BRIEF 1 →
Answer these questions about the forum thread:
(a) Which version of Vegas Movie Studio did Spauld have the problem with?
(b) Which update did Sony tech support suggest to Spauld?
(c) According to dm01, what is the only solution?
BRIEF 2 → In the forum thread, what is the passage between "From what A.Y.G.M" and "the fresh codec.", inclusive? Return it word for word.

PAGE TEXT →

———

Please, if any of you had this problem before, or you might know how to fix it, let me know. Any suggestions are so greatly appreciated. =). Email me if you have any sort of questions or suggestions. Or just post replies here.

Thank you so much in advance!

Kevin Sullivan


----------



## ArtisticGenious (Jul 13, 2008)

I have the exact same problem Ive spent months doing this movie and now i can't do anything with it, it will crash when rendering and I will get the same message as you.

DOES ANYBODY HAVE A SOLUTION???


----------



## dani_b (Nov 8, 2008)

Same here...



ArtisticGenious said:


> I have the exact same problem Ive spent months doing this movie and now i can't do anything with it, it will crash when rendering and I will get the same message as you.
> 
> DOES ANYBODY HAVE A SOLUTION???


----------



## Spauld (Nov 25, 2008)

EXACT same problem on my end with Vegas Movie Studio 9.0.
What gives???? Has anyone figured out a way to resolve this yet?

Sony tech support suggested I download the latest "update" (9.0b). Did that and will tinker with it tonight. Why do I get the sneaking suspicion that it won't resolve my (our?) issues???


----------



## A.Y.G.M (Apr 3, 2008)

Ok, you are having a MPEG Video codec problem with... mcmpgvdec.dll is a mcmpgvdec\r belonging to MainConcept® MPEG Video Decoder\r from MainConcept AG\r. This error is very common with Sony Vegas 8.0. The way to fix that problem is not so easy, because sometimes even if you reinstall Sony Vegas and all the Codecs with it, it will still not recognize the MPEG codecs... Even if you reinstall the whole Operating System. 
This is what i did to fix that problem: is to copy the folder directory of Sony Vegas 8.0 from a computer that has all of the codecs working and operational and replace the one of the computer that is not working. I have had this problem for like 6 months untill i did this little experiment ;-)

Hope it help.


----------



## dm01 (Oct 10, 2006)

From what A.Y.G.M has described, this sounds more like an issue of corruption than anything. From here the only solution is a full clean install, which is very similar to the procedure outlined by A.Y.G.M.

Download a FRESH copy of the codec from the original source (if it came with, then keep reading). Do NOT install it at this point, as doing so will probably be useless.

Uninstall or delete the offending codec.

Install the fresh codec.

_The reason for using a new codec is to avoid the possibility of any backups being out of date or corrupt. I have had personal experience with my backups becoming corrupt, and it is frustrating. Now I don't keep backups of anything that is not system critical and that I can easily download again._

I will ask that anyone with a currently functional codec refrain from posting it for download, as that could be seen as a form of piracy (which TSF does not support in any form).


----------

———

ROWS →
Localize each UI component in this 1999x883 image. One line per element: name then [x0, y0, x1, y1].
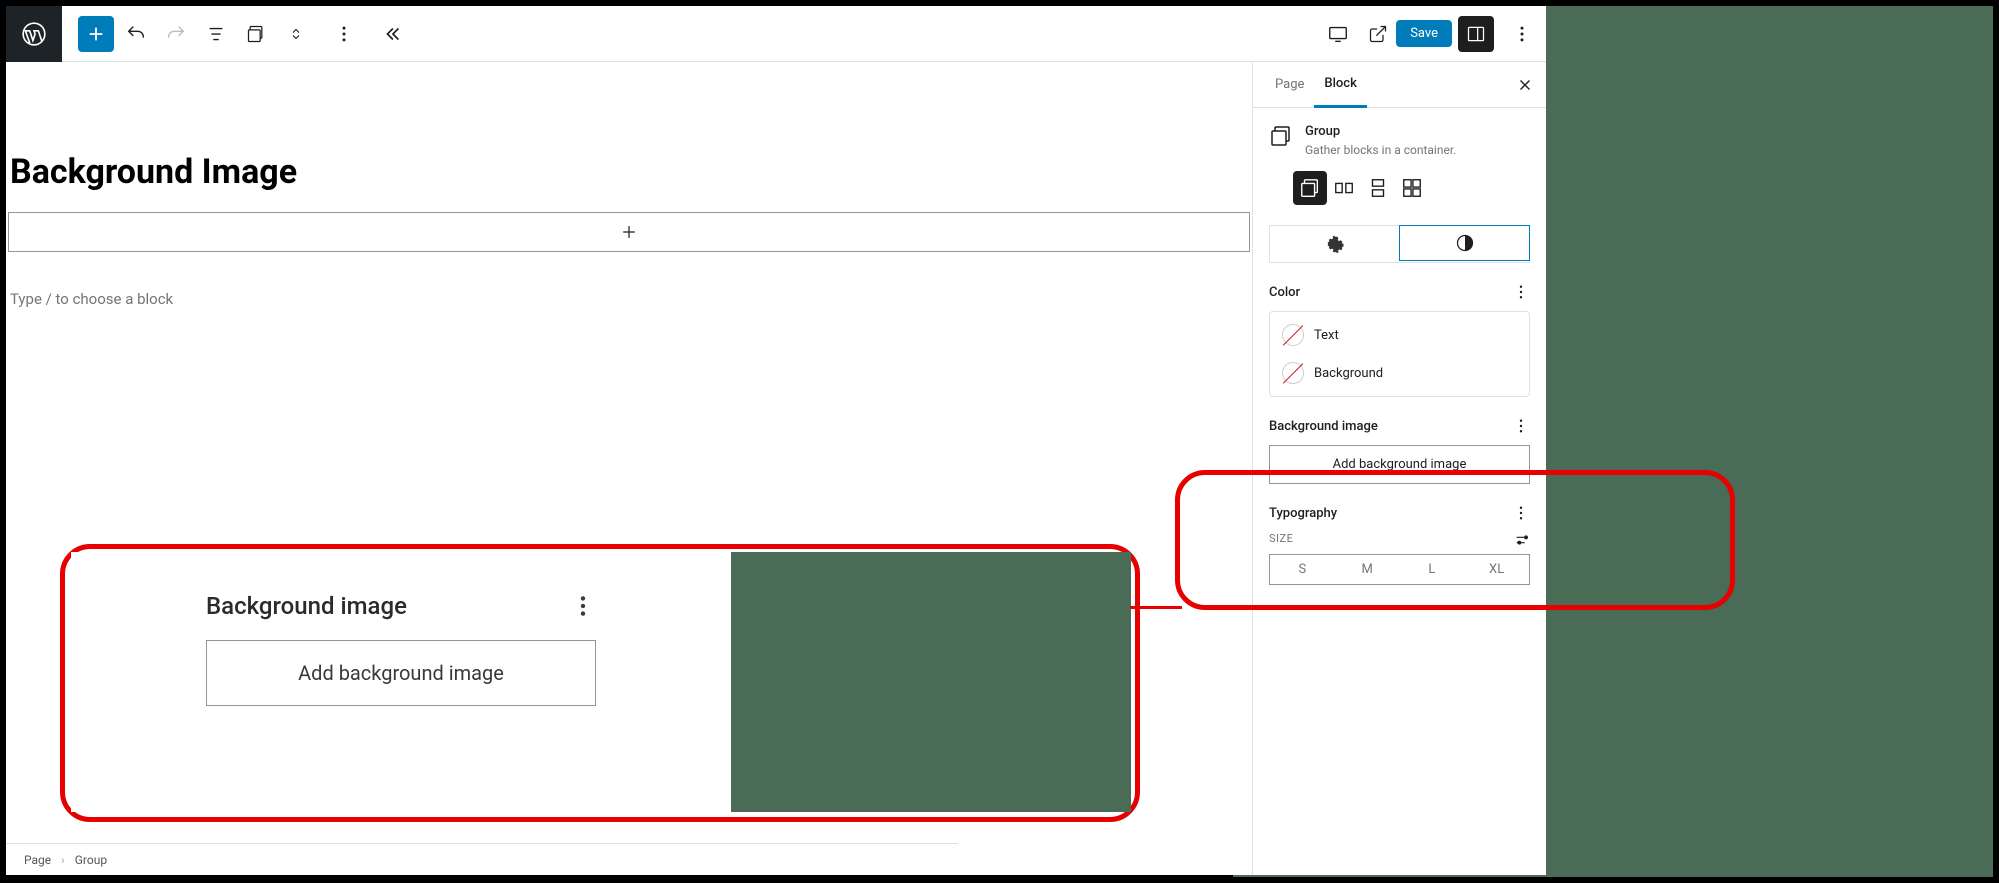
settings-icon[interactable]	[1514, 532, 1530, 548]
external-link-button[interactable]	[1360, 16, 1396, 52]
page-title[interactable]: Background Image	[6, 152, 1252, 192]
more-icon[interactable]	[1512, 504, 1530, 522]
size-s[interactable]: S	[1270, 555, 1335, 584]
add-background-image-button[interactable]: Add background image	[1269, 445, 1530, 484]
more-icon[interactable]	[570, 593, 596, 619]
callout-connector	[1130, 606, 1182, 609]
zoom-button[interactable]	[278, 16, 314, 52]
close-sidebar-button[interactable]	[1516, 76, 1534, 94]
sidebar-toggle-button[interactable]	[1458, 16, 1494, 52]
size-xl[interactable]: XL	[1464, 555, 1529, 584]
color-text[interactable]: Text	[1282, 316, 1517, 354]
variation-stack[interactable]	[1361, 171, 1395, 205]
undo-button[interactable]	[118, 16, 154, 52]
tab-block[interactable]: Block	[1314, 62, 1366, 108]
settings-sidebar: Page Block Group Gather blocks in a cont…	[1252, 62, 1546, 875]
swatch-icon	[1282, 324, 1304, 346]
block-name: Group	[1305, 124, 1340, 139]
color-background[interactable]: Background	[1282, 354, 1517, 392]
save-button[interactable]: Save	[1396, 20, 1452, 47]
variation-group[interactable]	[1293, 171, 1327, 205]
view-button[interactable]	[1320, 16, 1356, 52]
typography-panel-title: Typography	[1269, 504, 1530, 522]
collapse-button[interactable]	[374, 16, 410, 52]
swatch-icon	[1282, 362, 1304, 384]
size-selector: S M L XL	[1269, 554, 1530, 585]
chevron-right-icon: ›	[61, 853, 65, 867]
settings-tabs	[1269, 225, 1530, 263]
app-window: Save Background Image Type / to choose a…	[6, 6, 1546, 875]
close-icon	[1516, 76, 1534, 94]
options-button[interactable]	[1504, 16, 1540, 52]
block-description: Gather blocks in a container.	[1305, 143, 1456, 157]
editor-canvas[interactable]: Background Image Type / to choose a bloc…	[6, 62, 1252, 875]
callout-add-bg-button[interactable]: Add background image	[206, 640, 596, 706]
gear-icon	[1326, 234, 1346, 254]
settings-tab[interactable]	[1270, 226, 1400, 262]
variation-row[interactable]	[1327, 171, 1361, 205]
main-area: Background Image Type / to choose a bloc…	[6, 62, 1546, 875]
top-toolbar: Save	[6, 6, 1546, 62]
breadcrumb-current[interactable]: Group	[75, 853, 107, 867]
group-variations	[1293, 171, 1530, 205]
document-outline-button[interactable]	[198, 16, 234, 52]
sidebar-tabs: Page Block	[1253, 62, 1546, 108]
breadcrumb: Page › Group	[6, 843, 958, 875]
size-m[interactable]: M	[1335, 555, 1400, 584]
tools-menu-button[interactable]	[326, 16, 362, 52]
block-hint[interactable]: Type / to choose a block	[6, 290, 1252, 308]
styles-tab[interactable]	[1399, 225, 1530, 261]
group-icon	[1269, 124, 1293, 148]
more-icon[interactable]	[1512, 417, 1530, 435]
group-block-appender[interactable]	[8, 212, 1250, 252]
list-view-button[interactable]	[238, 16, 274, 52]
callout-title: Background image	[206, 592, 407, 620]
more-icon[interactable]	[1512, 283, 1530, 301]
bg-image-panel-title: Background image	[1269, 417, 1530, 435]
breadcrumb-root[interactable]: Page	[24, 853, 51, 867]
variation-grid[interactable]	[1395, 171, 1429, 205]
callout-zoom-panel: Background image Add background image	[71, 552, 731, 812]
callout-green-fill	[731, 552, 1131, 812]
plus-icon	[619, 222, 639, 242]
styles-icon	[1455, 233, 1475, 253]
block-header: Group Gather blocks in a container.	[1269, 124, 1530, 157]
size-label: SIZE	[1269, 532, 1293, 548]
redo-button[interactable]	[158, 16, 194, 52]
tab-page[interactable]: Page	[1265, 62, 1314, 108]
color-panel-title: Color	[1269, 283, 1530, 301]
wordpress-logo[interactable]	[6, 6, 62, 62]
add-block-button[interactable]	[78, 16, 114, 52]
size-l[interactable]: L	[1400, 555, 1465, 584]
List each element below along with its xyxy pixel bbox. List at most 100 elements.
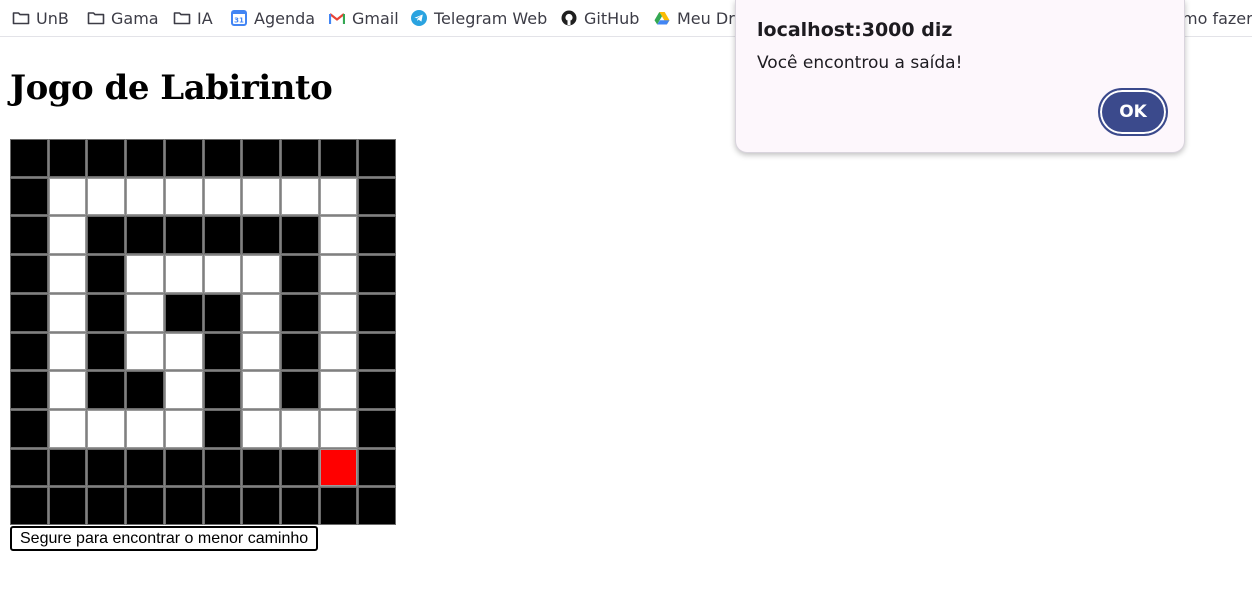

———

CORRECT OUTPUT 1 →
(a) Vegas Movie Studio 9.0
(b) The latest update, 9.0b
(c) A full clean install

CORRECT OUTPUT 2 →
From what A.Y.G.M has described, this sounds more like an issue of corruption than anything. From here the only solution is a full clean install, which is very similar to the procedure outlined by A.Y.G.M.

Download a FRESH copy of the codec from the original source (if it came with, then keep reading). Do NOT install it at this point, as doing so will probably be useless.

Uninstall or delete the offending codec.

Install the fresh codec.